━━ Dataset excerpts

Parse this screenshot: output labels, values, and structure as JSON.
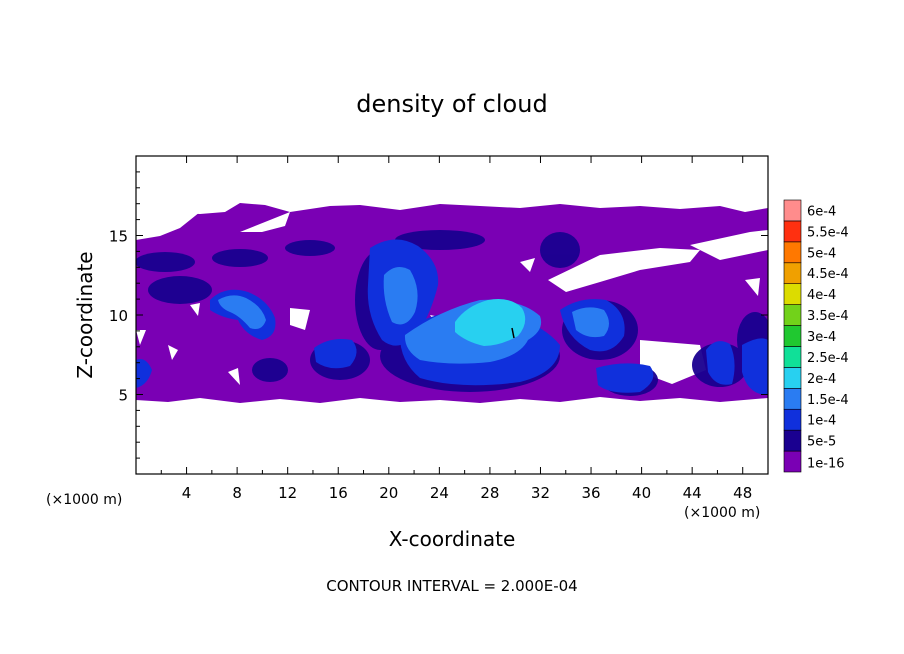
{
  "chart_data": {
    "type": "heatmap",
    "title": "density of cloud",
    "xlabel": "X-coordinate",
    "ylabel": "Z-coordinate",
    "x_unit_left": "(×1000 m)",
    "x_unit_right": "(×1000 m)",
    "footer": "CONTOUR INTERVAL = 2.000E-04",
    "xlim": [
      0,
      50
    ],
    "ylim": [
      0,
      20
    ],
    "x_ticks": [
      4,
      8,
      12,
      16,
      20,
      24,
      28,
      32,
      36,
      40,
      44,
      48
    ],
    "y_ticks": [
      5,
      10,
      15
    ],
    "colorbar": {
      "levels": [
        "1e-16",
        "5e-5",
        "1e-4",
        "1.5e-4",
        "2e-4",
        "2.5e-4",
        "3e-4",
        "3.5e-4",
        "4e-4",
        "4.5e-4",
        "5e-4",
        "5.5e-4",
        "6e-4"
      ],
      "colors": [
        "#7a00b4",
        "#1a0090",
        "#1030dc",
        "#2a7cf2",
        "#28d0f0",
        "#10e098",
        "#20c830",
        "#72d21a",
        "#dcdc00",
        "#f0a000",
        "#ff7800",
        "#ff3010",
        "#ff8c8c"
      ]
    },
    "cloud_layer_z": [
      4.6,
      16.6
    ],
    "cores": [
      {
        "x": 29,
        "z": 8.9,
        "level": "2e-4"
      },
      {
        "x": 20,
        "z": 9.5,
        "level": "1.5e-4"
      },
      {
        "x": 8.5,
        "z": 10.5,
        "level": "1.5e-4"
      },
      {
        "x": 36.5,
        "z": 9.5,
        "level": "1.5e-4"
      },
      {
        "x": 46.5,
        "z": 7.2,
        "level": "1e-4"
      },
      {
        "x": 14.5,
        "z": 7.5,
        "level": "1e-4"
      }
    ]
  }
}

━━━━

▶ [Given request]:
Give every record again exactly, apart from the pictures, which stay out.

▶ [Expected answer]:
Parse this screenshot: output labels, values, and structure as JSON.
{
  "chart_data": {
    "type": "heatmap",
    "title": "density of cloud",
    "xlabel": "X-coordinate",
    "ylabel": "Z-coordinate",
    "x_unit_left": "(×1000 m)",
    "x_unit_right": "(×1000 m)",
    "footer": "CONTOUR INTERVAL = 2.000E-04",
    "xlim": [
      0,
      50
    ],
    "ylim": [
      0,
      20
    ],
    "x_ticks": [
      4,
      8,
      12,
      16,
      20,
      24,
      28,
      32,
      36,
      40,
      44,
      48
    ],
    "y_ticks": [
      5,
      10,
      15
    ],
    "colorbar": {
      "levels": [
        "1e-16",
        "5e-5",
        "1e-4",
        "1.5e-4",
        "2e-4",
        "2.5e-4",
        "3e-4",
        "3.5e-4",
        "4e-4",
        "4.5e-4",
        "5e-4",
        "5.5e-4",
        "6e-4"
      ],
      "colors": [
        "#7a00b4",
        "#1a0090",
        "#1030dc",
        "#2a7cf2",
        "#28d0f0",
        "#10e098",
        "#20c830",
        "#72d21a",
        "#dcdc00",
        "#f0a000",
        "#ff7800",
        "#ff3010",
        "#ff8c8c"
      ]
    },
    "cloud_layer_z": [
      4.6,
      16.6
    ],
    "cores": [
      {
        "x": 29,
        "z": 8.9,
        "level": "2e-4"
      },
      {
        "x": 20,
        "z": 9.5,
        "level": "1.5e-4"
      },
      {
        "x": 8.5,
        "z": 10.5,
        "level": "1.5e-4"
      },
      {
        "x": 36.5,
        "z": 9.5,
        "level": "1.5e-4"
      },
      {
        "x": 46.5,
        "z": 7.2,
        "level": "1e-4"
      },
      {
        "x": 14.5,
        "z": 7.5,
        "level": "1e-4"
      }
    ]
  }
}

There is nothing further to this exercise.